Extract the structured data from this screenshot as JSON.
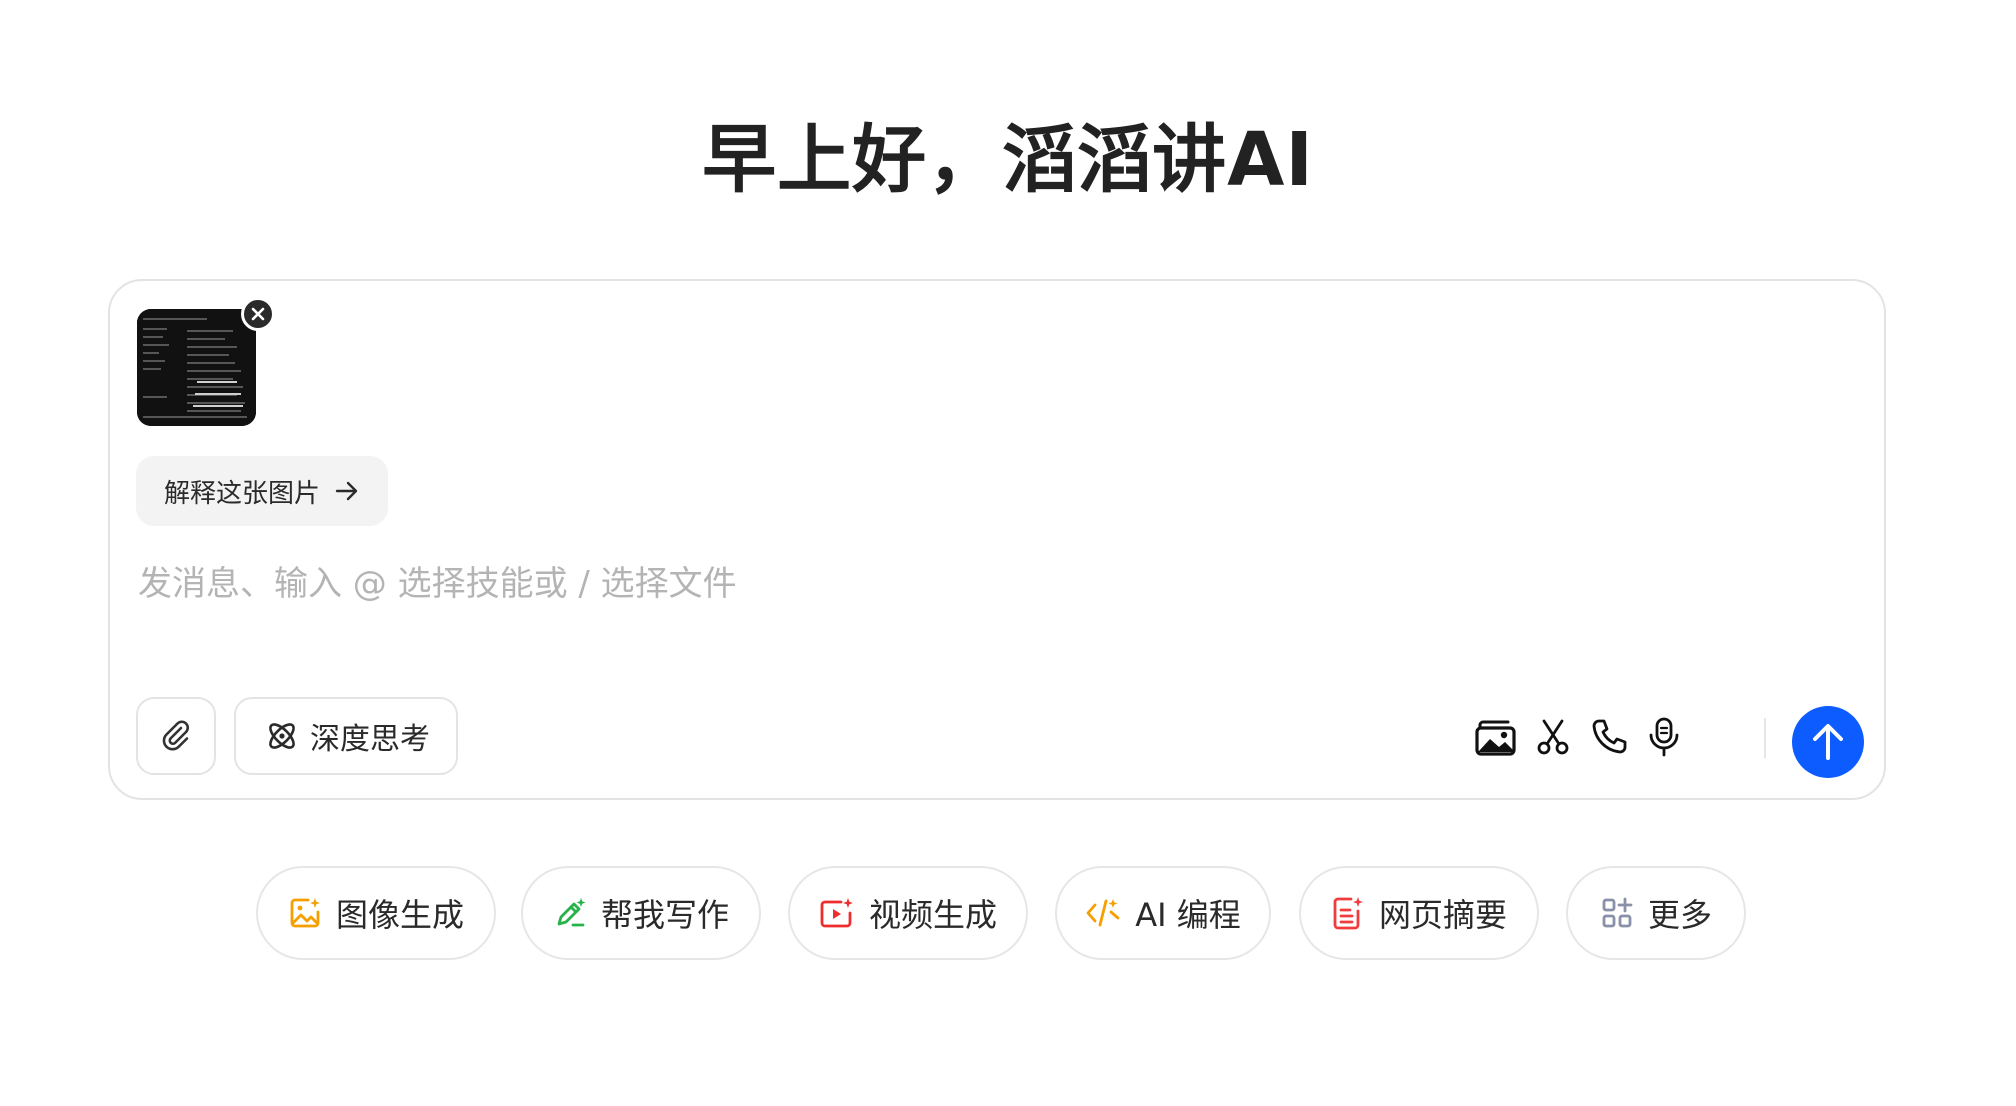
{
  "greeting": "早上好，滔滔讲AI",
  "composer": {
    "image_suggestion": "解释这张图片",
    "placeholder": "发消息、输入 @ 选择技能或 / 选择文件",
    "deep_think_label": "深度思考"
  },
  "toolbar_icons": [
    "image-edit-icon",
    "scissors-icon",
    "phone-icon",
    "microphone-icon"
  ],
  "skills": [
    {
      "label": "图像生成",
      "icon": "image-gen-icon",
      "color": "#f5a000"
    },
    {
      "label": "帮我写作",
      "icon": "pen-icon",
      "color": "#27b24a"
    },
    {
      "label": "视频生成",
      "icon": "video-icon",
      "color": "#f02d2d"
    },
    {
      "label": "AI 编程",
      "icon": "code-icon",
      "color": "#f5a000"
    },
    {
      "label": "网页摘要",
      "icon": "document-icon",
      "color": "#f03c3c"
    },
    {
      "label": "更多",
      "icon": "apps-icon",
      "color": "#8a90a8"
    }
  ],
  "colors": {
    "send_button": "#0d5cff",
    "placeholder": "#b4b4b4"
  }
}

────────────────────────────────────────

Written instruction.
Omit the pictures. Output every record above word for word.

Finished answer.
Extract the structured data from this screenshot as JSON.
{
  "greeting": "早上好，滔滔讲AI",
  "composer": {
    "image_suggestion": "解释这张图片",
    "placeholder": "发消息、输入 @ 选择技能或 / 选择文件",
    "deep_think_label": "深度思考"
  },
  "toolbar_icons": [
    "image-edit-icon",
    "scissors-icon",
    "phone-icon",
    "microphone-icon"
  ],
  "skills": [
    {
      "label": "图像生成",
      "icon": "image-gen-icon",
      "color": "#f5a000"
    },
    {
      "label": "帮我写作",
      "icon": "pen-icon",
      "color": "#27b24a"
    },
    {
      "label": "视频生成",
      "icon": "video-icon",
      "color": "#f02d2d"
    },
    {
      "label": "AI 编程",
      "icon": "code-icon",
      "color": "#f5a000"
    },
    {
      "label": "网页摘要",
      "icon": "document-icon",
      "color": "#f03c3c"
    },
    {
      "label": "更多",
      "icon": "apps-icon",
      "color": "#8a90a8"
    }
  ],
  "colors": {
    "send_button": "#0d5cff",
    "placeholder": "#b4b4b4"
  }
}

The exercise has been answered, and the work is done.